— Listing —
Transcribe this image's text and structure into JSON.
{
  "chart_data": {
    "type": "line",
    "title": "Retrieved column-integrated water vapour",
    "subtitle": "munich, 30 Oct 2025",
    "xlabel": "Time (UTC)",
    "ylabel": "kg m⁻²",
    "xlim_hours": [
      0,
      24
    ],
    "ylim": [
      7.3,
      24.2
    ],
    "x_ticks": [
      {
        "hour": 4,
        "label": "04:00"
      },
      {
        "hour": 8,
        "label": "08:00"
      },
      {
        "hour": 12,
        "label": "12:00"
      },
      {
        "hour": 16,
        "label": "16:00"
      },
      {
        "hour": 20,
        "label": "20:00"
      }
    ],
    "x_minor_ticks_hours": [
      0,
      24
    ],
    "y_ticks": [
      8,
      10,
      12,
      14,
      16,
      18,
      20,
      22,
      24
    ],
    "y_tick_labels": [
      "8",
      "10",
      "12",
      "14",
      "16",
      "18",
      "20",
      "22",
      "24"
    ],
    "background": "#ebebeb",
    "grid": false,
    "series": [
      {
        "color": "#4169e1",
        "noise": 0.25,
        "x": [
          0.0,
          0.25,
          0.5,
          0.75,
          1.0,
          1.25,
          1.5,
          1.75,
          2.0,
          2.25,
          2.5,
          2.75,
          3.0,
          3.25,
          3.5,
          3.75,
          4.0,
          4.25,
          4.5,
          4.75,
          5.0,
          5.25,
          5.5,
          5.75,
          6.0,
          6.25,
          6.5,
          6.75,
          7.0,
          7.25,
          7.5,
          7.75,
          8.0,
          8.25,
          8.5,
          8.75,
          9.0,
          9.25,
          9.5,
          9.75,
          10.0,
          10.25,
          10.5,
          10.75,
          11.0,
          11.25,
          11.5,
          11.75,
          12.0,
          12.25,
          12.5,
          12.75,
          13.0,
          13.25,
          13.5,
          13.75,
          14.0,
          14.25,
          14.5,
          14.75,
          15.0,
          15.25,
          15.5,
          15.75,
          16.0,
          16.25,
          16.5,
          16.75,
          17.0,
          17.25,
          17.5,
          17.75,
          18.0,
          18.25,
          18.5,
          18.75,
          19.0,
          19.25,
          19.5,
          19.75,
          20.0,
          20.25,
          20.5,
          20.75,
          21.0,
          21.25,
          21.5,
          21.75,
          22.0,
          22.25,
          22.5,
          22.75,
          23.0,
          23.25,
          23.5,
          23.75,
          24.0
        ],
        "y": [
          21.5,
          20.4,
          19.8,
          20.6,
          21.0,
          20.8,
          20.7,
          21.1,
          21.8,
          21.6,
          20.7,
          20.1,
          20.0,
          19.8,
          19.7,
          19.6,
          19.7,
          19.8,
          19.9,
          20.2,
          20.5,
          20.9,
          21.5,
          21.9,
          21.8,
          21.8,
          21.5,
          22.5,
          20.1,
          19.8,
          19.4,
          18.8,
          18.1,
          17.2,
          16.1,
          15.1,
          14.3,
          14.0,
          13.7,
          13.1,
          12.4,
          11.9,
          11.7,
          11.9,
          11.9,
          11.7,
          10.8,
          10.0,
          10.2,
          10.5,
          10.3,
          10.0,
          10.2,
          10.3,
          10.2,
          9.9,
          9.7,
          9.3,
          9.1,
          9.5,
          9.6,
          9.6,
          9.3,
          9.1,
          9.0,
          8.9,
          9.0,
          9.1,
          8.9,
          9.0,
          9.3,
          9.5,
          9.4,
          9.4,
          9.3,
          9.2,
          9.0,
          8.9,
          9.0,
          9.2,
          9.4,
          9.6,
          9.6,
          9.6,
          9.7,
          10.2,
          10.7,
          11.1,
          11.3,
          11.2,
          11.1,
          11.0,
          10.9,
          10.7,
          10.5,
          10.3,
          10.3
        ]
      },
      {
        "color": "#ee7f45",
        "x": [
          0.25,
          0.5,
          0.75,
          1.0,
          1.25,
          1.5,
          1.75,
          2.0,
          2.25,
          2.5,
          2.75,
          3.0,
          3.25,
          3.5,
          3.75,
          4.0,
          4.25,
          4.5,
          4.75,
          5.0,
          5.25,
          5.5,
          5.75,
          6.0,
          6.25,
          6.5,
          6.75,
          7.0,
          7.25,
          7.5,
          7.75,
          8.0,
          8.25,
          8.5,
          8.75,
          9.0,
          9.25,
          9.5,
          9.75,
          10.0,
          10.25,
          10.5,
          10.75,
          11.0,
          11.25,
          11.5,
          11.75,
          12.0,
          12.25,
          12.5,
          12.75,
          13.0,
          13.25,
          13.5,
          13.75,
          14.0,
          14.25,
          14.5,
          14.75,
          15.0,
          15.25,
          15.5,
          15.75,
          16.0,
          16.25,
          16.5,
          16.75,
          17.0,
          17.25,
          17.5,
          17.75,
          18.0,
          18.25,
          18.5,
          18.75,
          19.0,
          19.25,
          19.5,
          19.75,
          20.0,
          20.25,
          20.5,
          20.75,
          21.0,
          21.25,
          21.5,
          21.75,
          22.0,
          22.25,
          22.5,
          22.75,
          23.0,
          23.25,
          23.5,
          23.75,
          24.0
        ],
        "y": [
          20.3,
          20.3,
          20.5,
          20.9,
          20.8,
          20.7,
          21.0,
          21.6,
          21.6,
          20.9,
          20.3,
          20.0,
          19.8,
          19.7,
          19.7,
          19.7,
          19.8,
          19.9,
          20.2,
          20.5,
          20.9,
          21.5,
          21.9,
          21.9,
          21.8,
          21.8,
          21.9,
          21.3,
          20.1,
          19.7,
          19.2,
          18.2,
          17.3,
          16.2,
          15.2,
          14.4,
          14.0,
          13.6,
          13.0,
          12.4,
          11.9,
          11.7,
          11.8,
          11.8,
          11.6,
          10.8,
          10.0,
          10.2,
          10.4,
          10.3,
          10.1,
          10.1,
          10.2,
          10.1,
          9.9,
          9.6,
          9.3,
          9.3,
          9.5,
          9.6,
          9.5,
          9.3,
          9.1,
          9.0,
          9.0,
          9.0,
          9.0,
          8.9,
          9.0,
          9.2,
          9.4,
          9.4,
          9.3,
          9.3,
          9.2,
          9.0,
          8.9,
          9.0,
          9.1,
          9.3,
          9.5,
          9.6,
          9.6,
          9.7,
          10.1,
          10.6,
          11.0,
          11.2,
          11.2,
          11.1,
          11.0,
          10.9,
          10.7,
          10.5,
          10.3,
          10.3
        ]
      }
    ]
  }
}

— Exercise description —
Return the listing above word for word.

— Complete answer —
Transcribe this image's text and structure into JSON.
{
  "chart_data": {
    "type": "line",
    "title": "Retrieved column-integrated water vapour",
    "subtitle": "munich, 30 Oct 2025",
    "xlabel": "Time (UTC)",
    "ylabel": "kg m⁻²",
    "xlim_hours": [
      0,
      24
    ],
    "ylim": [
      7.3,
      24.2
    ],
    "x_ticks": [
      {
        "hour": 4,
        "label": "04:00"
      },
      {
        "hour": 8,
        "label": "08:00"
      },
      {
        "hour": 12,
        "label": "12:00"
      },
      {
        "hour": 16,
        "label": "16:00"
      },
      {
        "hour": 20,
        "label": "20:00"
      }
    ],
    "x_minor_ticks_hours": [
      0,
      24
    ],
    "y_ticks": [
      8,
      10,
      12,
      14,
      16,
      18,
      20,
      22,
      24
    ],
    "y_tick_labels": [
      "8",
      "10",
      "12",
      "14",
      "16",
      "18",
      "20",
      "22",
      "24"
    ],
    "background": "#ebebeb",
    "grid": false,
    "series": [
      {
        "color": "#4169e1",
        "noise": 0.25,
        "x": [
          0.0,
          0.25,
          0.5,
          0.75,
          1.0,
          1.25,
          1.5,
          1.75,
          2.0,
          2.25,
          2.5,
          2.75,
          3.0,
          3.25,
          3.5,
          3.75,
          4.0,
          4.25,
          4.5,
          4.75,
          5.0,
          5.25,
          5.5,
          5.75,
          6.0,
          6.25,
          6.5,
          6.75,
          7.0,
          7.25,
          7.5,
          7.75,
          8.0,
          8.25,
          8.5,
          8.75,
          9.0,
          9.25,
          9.5,
          9.75,
          10.0,
          10.25,
          10.5,
          10.75,
          11.0,
          11.25,
          11.5,
          11.75,
          12.0,
          12.25,
          12.5,
          12.75,
          13.0,
          13.25,
          13.5,
          13.75,
          14.0,
          14.25,
          14.5,
          14.75,
          15.0,
          15.25,
          15.5,
          15.75,
          16.0,
          16.25,
          16.5,
          16.75,
          17.0,
          17.25,
          17.5,
          17.75,
          18.0,
          18.25,
          18.5,
          18.75,
          19.0,
          19.25,
          19.5,
          19.75,
          20.0,
          20.25,
          20.5,
          20.75,
          21.0,
          21.25,
          21.5,
          21.75,
          22.0,
          22.25,
          22.5,
          22.75,
          23.0,
          23.25,
          23.5,
          23.75,
          24.0
        ],
        "y": [
          21.5,
          20.4,
          19.8,
          20.6,
          21.0,
          20.8,
          20.7,
          21.1,
          21.8,
          21.6,
          20.7,
          20.1,
          20.0,
          19.8,
          19.7,
          19.6,
          19.7,
          19.8,
          19.9,
          20.2,
          20.5,
          20.9,
          21.5,
          21.9,
          21.8,
          21.8,
          21.5,
          22.5,
          20.1,
          19.8,
          19.4,
          18.8,
          18.1,
          17.2,
          16.1,
          15.1,
          14.3,
          14.0,
          13.7,
          13.1,
          12.4,
          11.9,
          11.7,
          11.9,
          11.9,
          11.7,
          10.8,
          10.0,
          10.2,
          10.5,
          10.3,
          10.0,
          10.2,
          10.3,
          10.2,
          9.9,
          9.7,
          9.3,
          9.1,
          9.5,
          9.6,
          9.6,
          9.3,
          9.1,
          9.0,
          8.9,
          9.0,
          9.1,
          8.9,
          9.0,
          9.3,
          9.5,
          9.4,
          9.4,
          9.3,
          9.2,
          9.0,
          8.9,
          9.0,
          9.2,
          9.4,
          9.6,
          9.6,
          9.6,
          9.7,
          10.2,
          10.7,
          11.1,
          11.3,
          11.2,
          11.1,
          11.0,
          10.9,
          10.7,
          10.5,
          10.3,
          10.3
        ]
      },
      {
        "color": "#ee7f45",
        "x": [
          0.25,
          0.5,
          0.75,
          1.0,
          1.25,
          1.5,
          1.75,
          2.0,
          2.25,
          2.5,
          2.75,
          3.0,
          3.25,
          3.5,
          3.75,
          4.0,
          4.25,
          4.5,
          4.75,
          5.0,
          5.25,
          5.5,
          5.75,
          6.0,
          6.25,
          6.5,
          6.75,
          7.0,
          7.25,
          7.5,
          7.75,
          8.0,
          8.25,
          8.5,
          8.75,
          9.0,
          9.25,
          9.5,
          9.75,
          10.0,
          10.25,
          10.5,
          10.75,
          11.0,
          11.25,
          11.5,
          11.75,
          12.0,
          12.25,
          12.5,
          12.75,
          13.0,
          13.25,
          13.5,
          13.75,
          14.0,
          14.25,
          14.5,
          14.75,
          15.0,
          15.25,
          15.5,
          15.75,
          16.0,
          16.25,
          16.5,
          16.75,
          17.0,
          17.25,
          17.5,
          17.75,
          18.0,
          18.25,
          18.5,
          18.75,
          19.0,
          19.25,
          19.5,
          19.75,
          20.0,
          20.25,
          20.5,
          20.75,
          21.0,
          21.25,
          21.5,
          21.75,
          22.0,
          22.25,
          22.5,
          22.75,
          23.0,
          23.25,
          23.5,
          23.75,
          24.0
        ],
        "y": [
          20.3,
          20.3,
          20.5,
          20.9,
          20.8,
          20.7,
          21.0,
          21.6,
          21.6,
          20.9,
          20.3,
          20.0,
          19.8,
          19.7,
          19.7,
          19.7,
          19.8,
          19.9,
          20.2,
          20.5,
          20.9,
          21.5,
          21.9,
          21.9,
          21.8,
          21.8,
          21.9,
          21.3,
          20.1,
          19.7,
          19.2,
          18.2,
          17.3,
          16.2,
          15.2,
          14.4,
          14.0,
          13.6,
          13.0,
          12.4,
          11.9,
          11.7,
          11.8,
          11.8,
          11.6,
          10.8,
          10.0,
          10.2,
          10.4,
          10.3,
          10.1,
          10.1,
          10.2,
          10.1,
          9.9,
          9.6,
          9.3,
          9.3,
          9.5,
          9.6,
          9.5,
          9.3,
          9.1,
          9.0,
          9.0,
          9.0,
          9.0,
          8.9,
          9.0,
          9.2,
          9.4,
          9.4,
          9.3,
          9.3,
          9.2,
          9.0,
          8.9,
          9.0,
          9.1,
          9.3,
          9.5,
          9.6,
          9.6,
          9.7,
          10.1,
          10.6,
          11.0,
          11.2,
          11.2,
          11.1,
          11.0,
          10.9,
          10.7,
          10.5,
          10.3,
          10.3
        ]
      }
    ]
  }
}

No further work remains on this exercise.